EXERCISE AIM: Review the material and extract every line in which the word "Mean" occurs.

— Start of RECORDS FOR THE EXERCISE —

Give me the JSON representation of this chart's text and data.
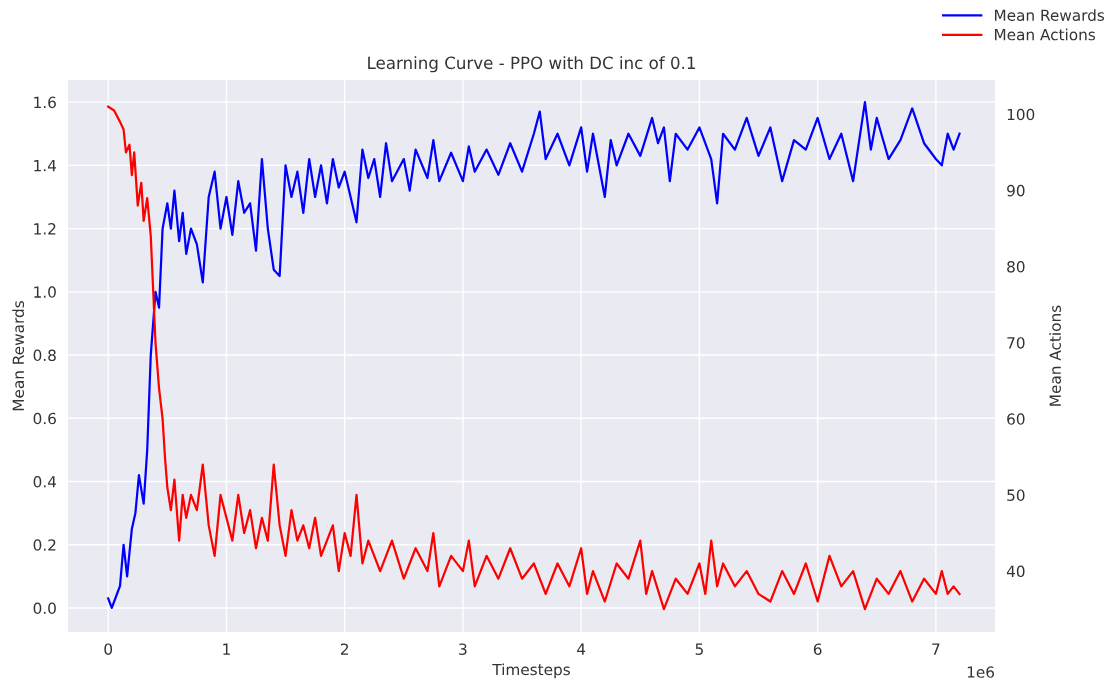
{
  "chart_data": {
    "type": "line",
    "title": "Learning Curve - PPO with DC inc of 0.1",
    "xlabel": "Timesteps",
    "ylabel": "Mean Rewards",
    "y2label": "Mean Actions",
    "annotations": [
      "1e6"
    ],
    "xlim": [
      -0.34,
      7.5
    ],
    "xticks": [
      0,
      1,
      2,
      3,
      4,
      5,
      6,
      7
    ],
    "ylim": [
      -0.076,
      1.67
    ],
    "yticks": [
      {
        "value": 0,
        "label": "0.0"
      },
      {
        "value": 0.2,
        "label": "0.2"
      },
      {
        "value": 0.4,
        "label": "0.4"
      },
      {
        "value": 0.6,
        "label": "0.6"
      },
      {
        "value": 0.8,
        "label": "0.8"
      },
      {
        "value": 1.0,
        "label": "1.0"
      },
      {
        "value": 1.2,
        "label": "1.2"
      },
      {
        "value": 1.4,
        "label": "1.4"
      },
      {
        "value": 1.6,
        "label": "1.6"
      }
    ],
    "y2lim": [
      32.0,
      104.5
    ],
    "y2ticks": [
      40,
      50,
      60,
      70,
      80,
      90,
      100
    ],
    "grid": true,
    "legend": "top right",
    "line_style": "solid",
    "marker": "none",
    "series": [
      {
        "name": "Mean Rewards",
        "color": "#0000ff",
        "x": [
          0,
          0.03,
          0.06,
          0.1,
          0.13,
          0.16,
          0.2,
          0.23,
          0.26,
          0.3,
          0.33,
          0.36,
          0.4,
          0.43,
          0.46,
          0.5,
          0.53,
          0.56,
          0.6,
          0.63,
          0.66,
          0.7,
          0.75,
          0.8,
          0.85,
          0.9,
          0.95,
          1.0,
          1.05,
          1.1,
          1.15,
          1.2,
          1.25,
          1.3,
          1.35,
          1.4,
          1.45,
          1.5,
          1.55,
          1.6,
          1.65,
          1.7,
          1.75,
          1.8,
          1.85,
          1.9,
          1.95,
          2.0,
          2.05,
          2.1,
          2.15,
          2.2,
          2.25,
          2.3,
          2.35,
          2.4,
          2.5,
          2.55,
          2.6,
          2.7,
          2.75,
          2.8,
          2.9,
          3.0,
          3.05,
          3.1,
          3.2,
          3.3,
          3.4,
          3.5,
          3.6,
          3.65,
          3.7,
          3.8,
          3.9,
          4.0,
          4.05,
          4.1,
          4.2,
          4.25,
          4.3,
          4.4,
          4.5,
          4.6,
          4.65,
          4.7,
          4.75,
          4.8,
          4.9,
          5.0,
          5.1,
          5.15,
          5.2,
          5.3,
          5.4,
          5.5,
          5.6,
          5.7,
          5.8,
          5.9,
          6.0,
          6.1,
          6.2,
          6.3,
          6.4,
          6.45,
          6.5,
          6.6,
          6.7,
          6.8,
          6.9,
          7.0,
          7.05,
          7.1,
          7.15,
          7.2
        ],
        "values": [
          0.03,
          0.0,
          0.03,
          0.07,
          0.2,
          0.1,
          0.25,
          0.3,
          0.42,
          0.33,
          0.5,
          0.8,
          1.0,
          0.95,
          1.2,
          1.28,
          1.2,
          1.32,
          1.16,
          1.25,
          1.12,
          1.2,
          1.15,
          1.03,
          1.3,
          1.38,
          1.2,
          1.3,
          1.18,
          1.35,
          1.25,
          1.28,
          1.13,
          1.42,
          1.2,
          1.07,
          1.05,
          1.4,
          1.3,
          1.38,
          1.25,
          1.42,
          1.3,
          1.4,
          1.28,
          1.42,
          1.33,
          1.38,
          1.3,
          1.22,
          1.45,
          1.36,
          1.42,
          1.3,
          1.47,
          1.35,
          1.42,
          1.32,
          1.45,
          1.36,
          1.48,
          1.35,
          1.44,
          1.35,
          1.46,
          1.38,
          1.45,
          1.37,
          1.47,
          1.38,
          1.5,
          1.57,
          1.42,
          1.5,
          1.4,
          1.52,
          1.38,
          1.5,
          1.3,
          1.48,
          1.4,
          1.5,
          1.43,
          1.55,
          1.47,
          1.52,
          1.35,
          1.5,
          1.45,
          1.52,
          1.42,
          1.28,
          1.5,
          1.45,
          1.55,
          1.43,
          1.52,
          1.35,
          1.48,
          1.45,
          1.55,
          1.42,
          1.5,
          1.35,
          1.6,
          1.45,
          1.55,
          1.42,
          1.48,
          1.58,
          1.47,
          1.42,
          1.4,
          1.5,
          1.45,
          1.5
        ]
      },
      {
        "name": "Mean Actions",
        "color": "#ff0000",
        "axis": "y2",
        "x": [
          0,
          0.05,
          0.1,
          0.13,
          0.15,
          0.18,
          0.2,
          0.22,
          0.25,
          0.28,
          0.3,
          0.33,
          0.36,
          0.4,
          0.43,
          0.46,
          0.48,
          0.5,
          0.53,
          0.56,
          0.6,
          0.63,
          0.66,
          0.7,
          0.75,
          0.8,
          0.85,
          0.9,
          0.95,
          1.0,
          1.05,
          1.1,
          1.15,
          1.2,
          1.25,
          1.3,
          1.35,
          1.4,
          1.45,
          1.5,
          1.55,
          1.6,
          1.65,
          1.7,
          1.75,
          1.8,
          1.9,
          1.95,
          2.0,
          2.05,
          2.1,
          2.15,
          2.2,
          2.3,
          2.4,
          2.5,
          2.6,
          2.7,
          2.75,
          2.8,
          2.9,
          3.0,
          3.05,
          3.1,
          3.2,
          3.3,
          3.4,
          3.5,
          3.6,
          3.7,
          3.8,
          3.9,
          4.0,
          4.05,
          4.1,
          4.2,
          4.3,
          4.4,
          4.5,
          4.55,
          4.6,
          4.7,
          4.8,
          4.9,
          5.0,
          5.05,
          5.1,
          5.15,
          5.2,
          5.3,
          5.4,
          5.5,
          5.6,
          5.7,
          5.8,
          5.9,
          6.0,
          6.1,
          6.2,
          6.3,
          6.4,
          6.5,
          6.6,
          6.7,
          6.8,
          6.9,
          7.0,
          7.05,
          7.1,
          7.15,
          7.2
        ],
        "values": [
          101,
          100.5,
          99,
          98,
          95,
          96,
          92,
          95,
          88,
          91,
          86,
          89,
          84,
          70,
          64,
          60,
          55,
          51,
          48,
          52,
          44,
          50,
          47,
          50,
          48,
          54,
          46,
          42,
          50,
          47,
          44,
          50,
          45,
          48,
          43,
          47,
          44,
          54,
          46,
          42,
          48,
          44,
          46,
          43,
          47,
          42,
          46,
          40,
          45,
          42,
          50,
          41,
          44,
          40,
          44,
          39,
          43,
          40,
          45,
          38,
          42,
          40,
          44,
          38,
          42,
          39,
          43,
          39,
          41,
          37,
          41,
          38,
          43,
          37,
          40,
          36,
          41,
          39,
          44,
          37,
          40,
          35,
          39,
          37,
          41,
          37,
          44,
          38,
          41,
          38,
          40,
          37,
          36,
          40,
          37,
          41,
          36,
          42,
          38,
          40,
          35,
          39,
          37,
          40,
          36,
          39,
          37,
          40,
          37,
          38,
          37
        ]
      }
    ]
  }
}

— End of RECORDS FOR THE EXERCISE —

THE ANSWER:
    "ylabel": "Mean Rewards",
    "y2label": "Mean Actions",
        "name": "Mean Rewards",
        "name": "Mean Actions",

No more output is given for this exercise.